Written problem: Can you reproduce the data beneath, keeping every line exact?

Data extract:
***
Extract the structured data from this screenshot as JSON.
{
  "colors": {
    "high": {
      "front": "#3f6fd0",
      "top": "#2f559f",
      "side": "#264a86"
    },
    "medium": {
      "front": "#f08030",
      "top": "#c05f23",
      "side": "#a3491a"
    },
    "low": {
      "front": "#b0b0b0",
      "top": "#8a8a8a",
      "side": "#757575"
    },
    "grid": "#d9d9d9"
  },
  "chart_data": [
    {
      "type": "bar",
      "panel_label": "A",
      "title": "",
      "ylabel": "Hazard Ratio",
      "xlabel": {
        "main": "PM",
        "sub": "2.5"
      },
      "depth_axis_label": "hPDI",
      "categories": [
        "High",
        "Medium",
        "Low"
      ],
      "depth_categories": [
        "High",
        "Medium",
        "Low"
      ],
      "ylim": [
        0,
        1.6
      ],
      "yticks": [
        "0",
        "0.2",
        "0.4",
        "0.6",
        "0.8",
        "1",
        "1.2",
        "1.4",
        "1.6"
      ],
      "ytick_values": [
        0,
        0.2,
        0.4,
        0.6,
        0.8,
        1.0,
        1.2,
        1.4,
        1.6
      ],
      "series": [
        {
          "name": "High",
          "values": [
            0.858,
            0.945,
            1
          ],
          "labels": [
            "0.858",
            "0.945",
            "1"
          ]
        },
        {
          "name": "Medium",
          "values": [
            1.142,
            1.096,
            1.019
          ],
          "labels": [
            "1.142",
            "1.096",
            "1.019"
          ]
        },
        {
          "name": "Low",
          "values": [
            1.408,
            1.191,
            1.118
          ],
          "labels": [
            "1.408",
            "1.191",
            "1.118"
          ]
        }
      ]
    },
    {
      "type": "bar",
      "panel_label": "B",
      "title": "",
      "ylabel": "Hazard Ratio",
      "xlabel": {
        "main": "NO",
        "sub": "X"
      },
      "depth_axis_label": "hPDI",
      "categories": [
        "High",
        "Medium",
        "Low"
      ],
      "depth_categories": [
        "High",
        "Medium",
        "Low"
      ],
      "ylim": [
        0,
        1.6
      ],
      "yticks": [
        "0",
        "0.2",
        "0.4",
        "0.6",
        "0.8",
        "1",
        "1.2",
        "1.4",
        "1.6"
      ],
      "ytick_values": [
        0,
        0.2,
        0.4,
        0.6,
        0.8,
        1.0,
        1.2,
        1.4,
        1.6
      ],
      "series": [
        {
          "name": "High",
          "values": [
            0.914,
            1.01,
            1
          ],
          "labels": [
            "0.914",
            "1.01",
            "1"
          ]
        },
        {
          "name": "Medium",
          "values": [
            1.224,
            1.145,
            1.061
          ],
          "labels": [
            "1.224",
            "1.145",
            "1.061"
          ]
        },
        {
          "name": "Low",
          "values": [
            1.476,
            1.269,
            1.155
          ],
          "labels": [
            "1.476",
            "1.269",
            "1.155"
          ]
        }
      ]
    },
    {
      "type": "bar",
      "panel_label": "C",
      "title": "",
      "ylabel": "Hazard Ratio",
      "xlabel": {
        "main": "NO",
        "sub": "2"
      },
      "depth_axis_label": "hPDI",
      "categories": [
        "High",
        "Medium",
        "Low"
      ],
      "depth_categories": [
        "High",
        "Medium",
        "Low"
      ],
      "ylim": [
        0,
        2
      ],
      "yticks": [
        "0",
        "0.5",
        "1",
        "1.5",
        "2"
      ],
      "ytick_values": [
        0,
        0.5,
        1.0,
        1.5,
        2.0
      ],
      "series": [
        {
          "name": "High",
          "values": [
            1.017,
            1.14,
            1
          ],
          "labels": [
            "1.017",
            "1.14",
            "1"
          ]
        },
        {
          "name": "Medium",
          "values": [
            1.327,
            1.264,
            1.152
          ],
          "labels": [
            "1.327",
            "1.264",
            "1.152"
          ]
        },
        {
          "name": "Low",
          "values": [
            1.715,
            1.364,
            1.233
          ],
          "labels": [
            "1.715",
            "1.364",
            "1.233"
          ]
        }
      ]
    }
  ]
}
***
Solved exercise:
Extract the structured data from this screenshot as JSON.
{
  "colors": {
    "high": {
      "front": "#3f6fd0",
      "top": "#2f559f",
      "side": "#264a86"
    },
    "medium": {
      "front": "#f08030",
      "top": "#c05f23",
      "side": "#a3491a"
    },
    "low": {
      "front": "#b0b0b0",
      "top": "#8a8a8a",
      "side": "#757575"
    },
    "grid": "#d9d9d9"
  },
  "chart_data": [
    {
      "type": "bar",
      "panel_label": "A",
      "title": "",
      "ylabel": "Hazard Ratio",
      "xlabel": {
        "main": "PM",
        "sub": "2.5"
      },
      "depth_axis_label": "hPDI",
      "categories": [
        "High",
        "Medium",
        "Low"
      ],
      "depth_categories": [
        "High",
        "Medium",
        "Low"
      ],
      "ylim": [
        0,
        1.6
      ],
      "yticks": [
        "0",
        "0.2",
        "0.4",
        "0.6",
        "0.8",
        "1",
        "1.2",
        "1.4",
        "1.6"
      ],
      "ytick_values": [
        0,
        0.2,
        0.4,
        0.6,
        0.8,
        1.0,
        1.2,
        1.4,
        1.6
      ],
      "series": [
        {
          "name": "High",
          "values": [
            0.858,
            0.945,
            1
          ],
          "labels": [
            "0.858",
            "0.945",
            "1"
          ]
        },
        {
          "name": "Medium",
          "values": [
            1.142,
            1.096,
            1.019
          ],
          "labels": [
            "1.142",
            "1.096",
            "1.019"
          ]
        },
        {
          "name": "Low",
          "values": [
            1.408,
            1.191,
            1.118
          ],
          "labels": [
            "1.408",
            "1.191",
            "1.118"
          ]
        }
      ]
    },
    {
      "type": "bar",
      "panel_label": "B",
      "title": "",
      "ylabel": "Hazard Ratio",
      "xlabel": {
        "main": "NO",
        "sub": "X"
      },
      "depth_axis_label": "hPDI",
      "categories": [
        "High",
        "Medium",
        "Low"
      ],
      "depth_categories": [
        "High",
        "Medium",
        "Low"
      ],
      "ylim": [
        0,
        1.6
      ],
      "yticks": [
        "0",
        "0.2",
        "0.4",
        "0.6",
        "0.8",
        "1",
        "1.2",
        "1.4",
        "1.6"
      ],
      "ytick_values": [
        0,
        0.2,
        0.4,
        0.6,
        0.8,
        1.0,
        1.2,
        1.4,
        1.6
      ],
      "series": [
        {
          "name": "High",
          "values": [
            0.914,
            1.01,
            1
          ],
          "labels": [
            "0.914",
            "1.01",
            "1"
          ]
        },
        {
          "name": "Medium",
          "values": [
            1.224,
            1.145,
            1.061
          ],
          "labels": [
            "1.224",
            "1.145",
            "1.061"
          ]
        },
        {
          "name": "Low",
          "values": [
            1.476,
            1.269,
            1.155
          ],
          "labels": [
            "1.476",
            "1.269",
            "1.155"
          ]
        }
      ]
    },
    {
      "type": "bar",
      "panel_label": "C",
      "title": "",
      "ylabel": "Hazard Ratio",
      "xlabel": {
        "main": "NO",
        "sub": "2"
      },
      "depth_axis_label": "hPDI",
      "categories": [
        "High",
        "Medium",
        "Low"
      ],
      "depth_categories": [
        "High",
        "Medium",
        "Low"
      ],
      "ylim": [
        0,
        2
      ],
      "yticks": [
        "0",
        "0.5",
        "1",
        "1.5",
        "2"
      ],
      "ytick_values": [
        0,
        0.5,
        1.0,
        1.5,
        2.0
      ],
      "series": [
        {
          "name": "High",
          "values": [
            1.017,
            1.14,
            1
          ],
          "labels": [
            "1.017",
            "1.14",
            "1"
          ]
        },
        {
          "name": "Medium",
          "values": [
            1.327,
            1.264,
            1.152
          ],
          "labels": [
            "1.327",
            "1.264",
            "1.152"
          ]
        },
        {
          "name": "Low",
          "values": [
            1.715,
            1.364,
            1.233
          ],
          "labels": [
            "1.715",
            "1.364",
            "1.233"
          ]
        }
      ]
    }
  ]
}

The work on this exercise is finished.